→ Written request: Write out all of the records precisely. Skip anything that is a picture.

→ Material:
★ ★ ★ ★ ★

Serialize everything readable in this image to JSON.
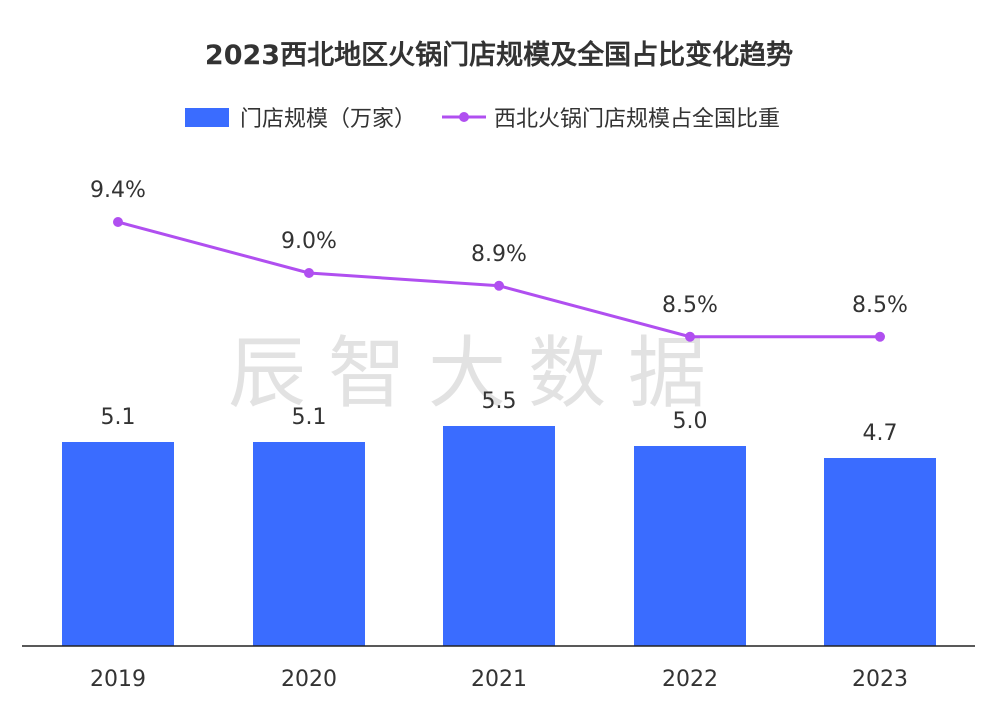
{
  "chart_data": {
    "type": "bar",
    "title": "2023西北地区火锅门店规模及全国占比变化趋势",
    "categories": [
      "2019",
      "2020",
      "2021",
      "2022",
      "2023"
    ],
    "series": [
      {
        "name": "门店规模（万家）",
        "type": "bar",
        "values": [
          5.1,
          5.1,
          5.5,
          5.0,
          4.7
        ],
        "labels": [
          "5.1",
          "5.1",
          "5.5",
          "5.0",
          "4.7"
        ],
        "color": "#3a6cff"
      },
      {
        "name": "西北火锅门店规模占全国比重",
        "type": "line",
        "values": [
          9.4,
          9.0,
          8.9,
          8.5,
          8.5
        ],
        "labels": [
          "9.4%",
          "9.0%",
          "8.9%",
          "8.5%",
          "8.5%"
        ],
        "color": "#b04ff0"
      }
    ],
    "legend": "top-center",
    "grid": false
  },
  "watermark": "辰智大数据"
}
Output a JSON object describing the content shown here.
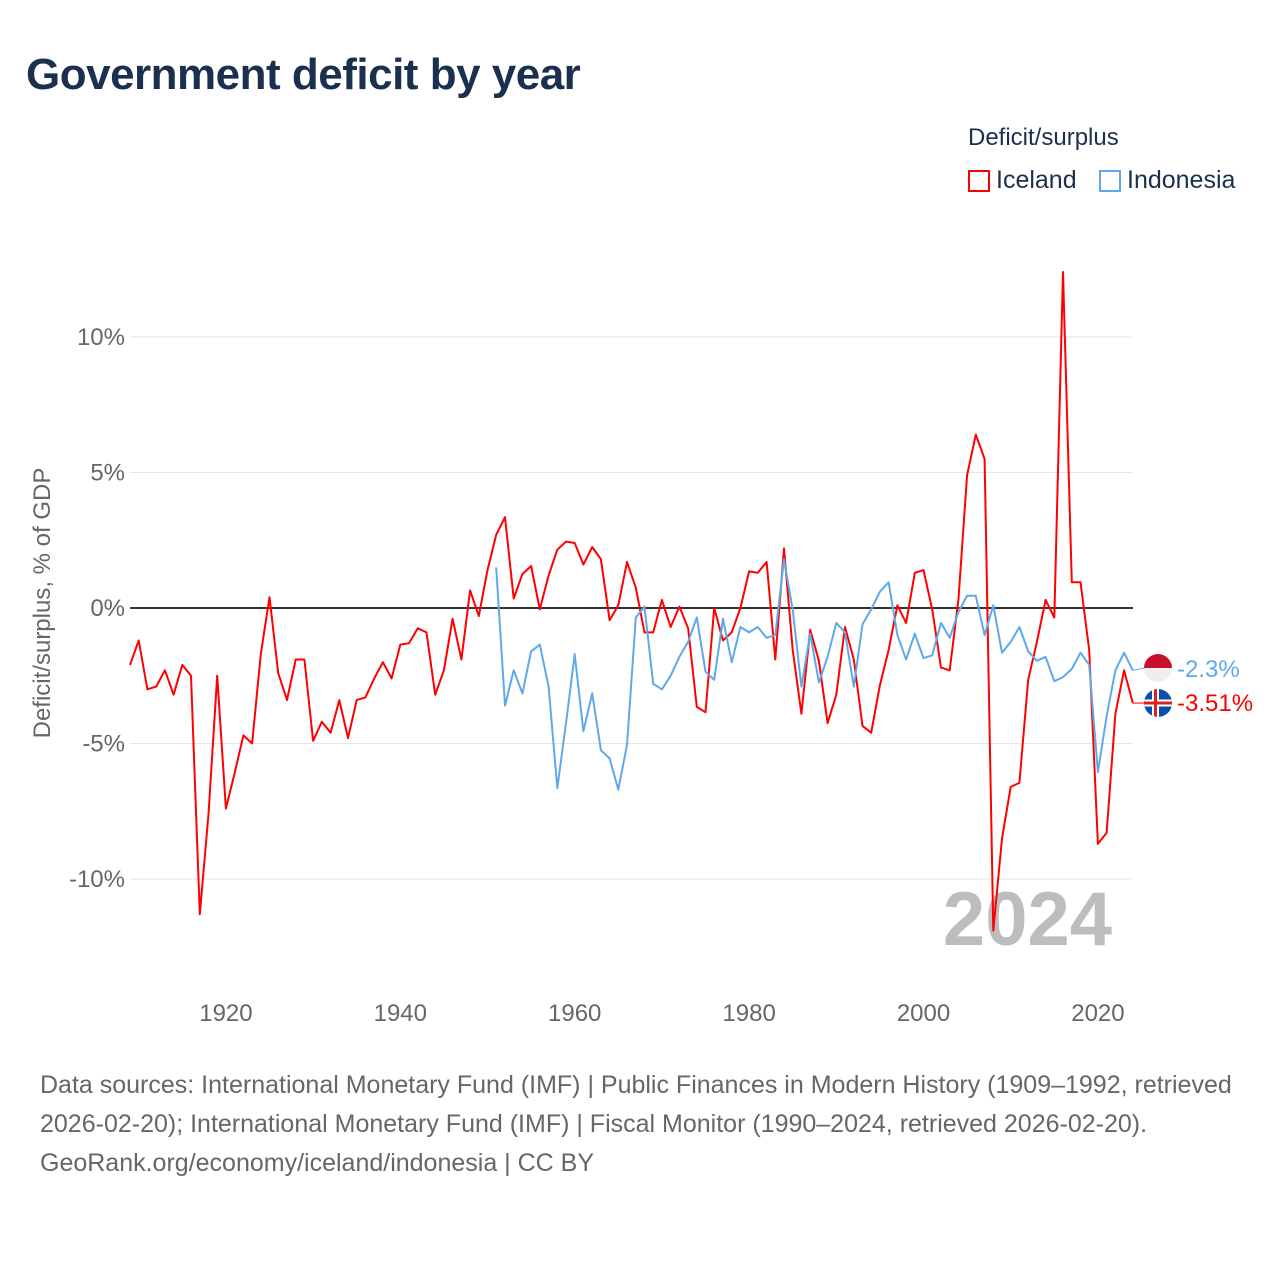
{
  "title": "Government deficit by year",
  "legend": {
    "title": "Deficit/surplus",
    "items": [
      {
        "label": "Iceland",
        "color": "#ff0000"
      },
      {
        "label": "Indonesia",
        "color": "#5fa8ea"
      }
    ]
  },
  "footer": {
    "sources": "Data sources: International Monetary Fund (IMF) | Public Finances in Modern History (1909–1992, retrieved 2026-02-20); International Monetary Fund (IMF) | Fiscal Monitor (1990–2024, retrieved 2026-02-20).",
    "credit": "GeoRank.org/economy/iceland/indonesia | CC BY"
  },
  "chart_data": {
    "type": "line",
    "title": "Government deficit by year",
    "ylabel": "Deficit/surplus, % of GDP",
    "xlabel": "",
    "xlim": [
      1909,
      2024
    ],
    "ylim": [
      -13.5,
      13
    ],
    "xticks": [
      1920,
      1940,
      1960,
      1980,
      2000,
      2020
    ],
    "yticks": [
      {
        "v": 10,
        "label": "10%"
      },
      {
        "v": 5,
        "label": "5%"
      },
      {
        "v": 0,
        "label": "0%"
      },
      {
        "v": -5,
        "label": "-5%"
      },
      {
        "v": -10,
        "label": "-10%"
      }
    ],
    "grid": true,
    "legend_position": "top-right",
    "year_watermark": "2024",
    "series": [
      {
        "name": "Iceland",
        "color": "#ff0000",
        "end_label": "-3.51%",
        "start": 1909,
        "values": [
          -2.1,
          -1.2,
          -3.0,
          -2.9,
          -2.3,
          -3.2,
          -2.1,
          -2.5,
          -11.3,
          -7.6,
          -2.5,
          -7.4,
          -6.1,
          -4.7,
          -5.0,
          -1.7,
          0.4,
          -2.4,
          -3.4,
          -1.9,
          -1.9,
          -4.9,
          -4.2,
          -4.6,
          -3.4,
          -4.8,
          -3.4,
          -3.3,
          -2.6,
          -2.0,
          -2.6,
          -1.35,
          -1.3,
          -0.75,
          -0.9,
          -3.2,
          -2.3,
          -0.4,
          -1.9,
          0.65,
          -0.3,
          1.4,
          2.7,
          3.35,
          0.35,
          1.25,
          1.55,
          -0.05,
          1.2,
          2.15,
          2.45,
          2.4,
          1.6,
          2.25,
          1.8,
          -0.45,
          0.1,
          1.7,
          0.75,
          -0.9,
          -0.9,
          0.3,
          -0.7,
          0.05,
          -0.75,
          -3.65,
          -3.85,
          0,
          -1.2,
          -0.9,
          0,
          1.35,
          1.3,
          1.7,
          -1.9,
          2.2,
          -1.55,
          -3.9,
          -0.8,
          -1.95,
          -4.25,
          -3.2,
          -0.7,
          -1.9,
          -4.35,
          -4.6,
          -2.85,
          -1.55,
          0.1,
          -0.55,
          1.3,
          1.4,
          -0.05,
          -2.2,
          -2.3,
          0.3,
          4.9,
          6.4,
          5.5,
          -11.9,
          -8.5,
          -6.6,
          -6.45,
          -2.65,
          -1.25,
          0.3,
          -0.35,
          12.4,
          0.95,
          0.95,
          -1.55,
          -8.7,
          -8.3,
          -3.9,
          -2.3,
          -3.51
        ]
      },
      {
        "name": "Indonesia",
        "color": "#5fa8ea",
        "end_label": "-2.3%",
        "start": 1951,
        "values": [
          1.5,
          -3.6,
          -2.3,
          -3.15,
          -1.6,
          -1.35,
          -2.9,
          -6.65,
          -4.25,
          -1.7,
          -4.55,
          -3.15,
          -5.25,
          -5.55,
          -6.7,
          -5.05,
          -0.35,
          0.05,
          -2.8,
          -3.0,
          -2.5,
          -1.8,
          -1.25,
          -0.35,
          -2.35,
          -2.65,
          -0.4,
          -2.0,
          -0.7,
          -0.9,
          -0.7,
          -1.1,
          -1.0,
          1.8,
          -0.07,
          -2.9,
          -0.95,
          -2.75,
          -1.8,
          -0.55,
          -0.9,
          -2.9,
          -0.6,
          -0.05,
          0.6,
          0.95,
          -1.0,
          -1.9,
          -0.95,
          -1.85,
          -1.75,
          -0.55,
          -1.1,
          -0.15,
          0.45,
          0.45,
          -1.0,
          0.1,
          -1.65,
          -1.25,
          -0.7,
          -1.6,
          -1.95,
          -1.8,
          -2.7,
          -2.55,
          -2.25,
          -1.65,
          -2.1,
          -6.05,
          -4.0,
          -2.3,
          -1.65,
          -2.3
        ]
      }
    ]
  }
}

★ ★ ★ ★ ★

→ Solution below:
Serialize everything readable in this image to JSON.
{
  "chart_data": {
    "type": "bar",
    "title": "2023西北地区火锅门店规模及全国占比变化趋势",
    "categories": [
      "2019",
      "2020",
      "2021",
      "2022",
      "2023"
    ],
    "series": [
      {
        "name": "门店规模（万家）",
        "type": "bar",
        "values": [
          5.1,
          5.1,
          5.5,
          5.0,
          4.7
        ],
        "labels": [
          "5.1",
          "5.1",
          "5.5",
          "5.0",
          "4.7"
        ],
        "color": "#3a6cff"
      },
      {
        "name": "西北火锅门店规模占全国比重",
        "type": "line",
        "values": [
          9.4,
          9.0,
          8.9,
          8.5,
          8.5
        ],
        "labels": [
          "9.4%",
          "9.0%",
          "8.9%",
          "8.5%",
          "8.5%"
        ],
        "color": "#b04ff0"
      }
    ],
    "legend": "top-center",
    "grid": false
  },
  "watermark": "辰智大数据"
}
Output a JSON object describing the content shown here.
{
  "title": "Government deficit by year",
  "legend": {
    "title": "Deficit/surplus",
    "items": [
      {
        "label": "Iceland",
        "color": "#ff0000"
      },
      {
        "label": "Indonesia",
        "color": "#5fa8ea"
      }
    ]
  },
  "footer": {
    "sources": "Data sources: International Monetary Fund (IMF) | Public Finances in Modern History (1909–1992, retrieved 2026-02-20); International Monetary Fund (IMF) | Fiscal Monitor (1990–2024, retrieved 2026-02-20).",
    "credit": "GeoRank.org/economy/iceland/indonesia | CC BY"
  },
  "chart_data": {
    "type": "line",
    "title": "Government deficit by year",
    "ylabel": "Deficit/surplus, % of GDP",
    "xlabel": "",
    "xlim": [
      1909,
      2024
    ],
    "ylim": [
      -13.5,
      13
    ],
    "xticks": [
      1920,
      1940,
      1960,
      1980,
      2000,
      2020
    ],
    "yticks": [
      {
        "v": 10,
        "label": "10%"
      },
      {
        "v": 5,
        "label": "5%"
      },
      {
        "v": 0,
        "label": "0%"
      },
      {
        "v": -5,
        "label": "-5%"
      },
      {
        "v": -10,
        "label": "-10%"
      }
    ],
    "grid": true,
    "legend_position": "top-right",
    "year_watermark": "2024",
    "series": [
      {
        "name": "Iceland",
        "color": "#ff0000",
        "end_label": "-3.51%",
        "start": 1909,
        "values": [
          -2.1,
          -1.2,
          -3.0,
          -2.9,
          -2.3,
          -3.2,
          -2.1,
          -2.5,
          -11.3,
          -7.6,
          -2.5,
          -7.4,
          -6.1,
          -4.7,
          -5.0,
          -1.7,
          0.4,
          -2.4,
          -3.4,
          -1.9,
          -1.9,
          -4.9,
          -4.2,
          -4.6,
          -3.4,
          -4.8,
          -3.4,
          -3.3,
          -2.6,
          -2.0,
          -2.6,
          -1.35,
          -1.3,
          -0.75,
          -0.9,
          -3.2,
          -2.3,
          -0.4,
          -1.9,
          0.65,
          -0.3,
          1.4,
          2.7,
          3.35,
          0.35,
          1.25,
          1.55,
          -0.05,
          1.2,
          2.15,
          2.45,
          2.4,
          1.6,
          2.25,
          1.8,
          -0.45,
          0.1,
          1.7,
          0.75,
          -0.9,
          -0.9,
          0.3,
          -0.7,
          0.05,
          -0.75,
          -3.65,
          -3.85,
          0,
          -1.2,
          -0.9,
          0,
          1.35,
          1.3,
          1.7,
          -1.9,
          2.2,
          -1.55,
          -3.9,
          -0.8,
          -1.95,
          -4.25,
          -3.2,
          -0.7,
          -1.9,
          -4.35,
          -4.6,
          -2.85,
          -1.55,
          0.1,
          -0.55,
          1.3,
          1.4,
          -0.05,
          -2.2,
          -2.3,
          0.3,
          4.9,
          6.4,
          5.5,
          -11.9,
          -8.5,
          -6.6,
          -6.45,
          -2.65,
          -1.25,
          0.3,
          -0.35,
          12.4,
          0.95,
          0.95,
          -1.55,
          -8.7,
          -8.3,
          -3.9,
          -2.3,
          -3.51
        ]
      },
      {
        "name": "Indonesia",
        "color": "#5fa8ea",
        "end_label": "-2.3%",
        "start": 1951,
        "values": [
          1.5,
          -3.6,
          -2.3,
          -3.15,
          -1.6,
          -1.35,
          -2.9,
          -6.65,
          -4.25,
          -1.7,
          -4.55,
          -3.15,
          -5.25,
          -5.55,
          -6.7,
          -5.05,
          -0.35,
          0.05,
          -2.8,
          -3.0,
          -2.5,
          -1.8,
          -1.25,
          -0.35,
          -2.35,
          -2.65,
          -0.4,
          -2.0,
          -0.7,
          -0.9,
          -0.7,
          -1.1,
          -1.0,
          1.8,
          -0.07,
          -2.9,
          -0.95,
          -2.75,
          -1.8,
          -0.55,
          -0.9,
          -2.9,
          -0.6,
          -0.05,
          0.6,
          0.95,
          -1.0,
          -1.9,
          -0.95,
          -1.85,
          -1.75,
          -0.55,
          -1.1,
          -0.15,
          0.45,
          0.45,
          -1.0,
          0.1,
          -1.65,
          -1.25,
          -0.7,
          -1.6,
          -1.95,
          -1.8,
          -2.7,
          -2.55,
          -2.25,
          -1.65,
          -2.1,
          -6.05,
          -4.0,
          -2.3,
          -1.65,
          -2.3
        ]
      }
    ]
  }
}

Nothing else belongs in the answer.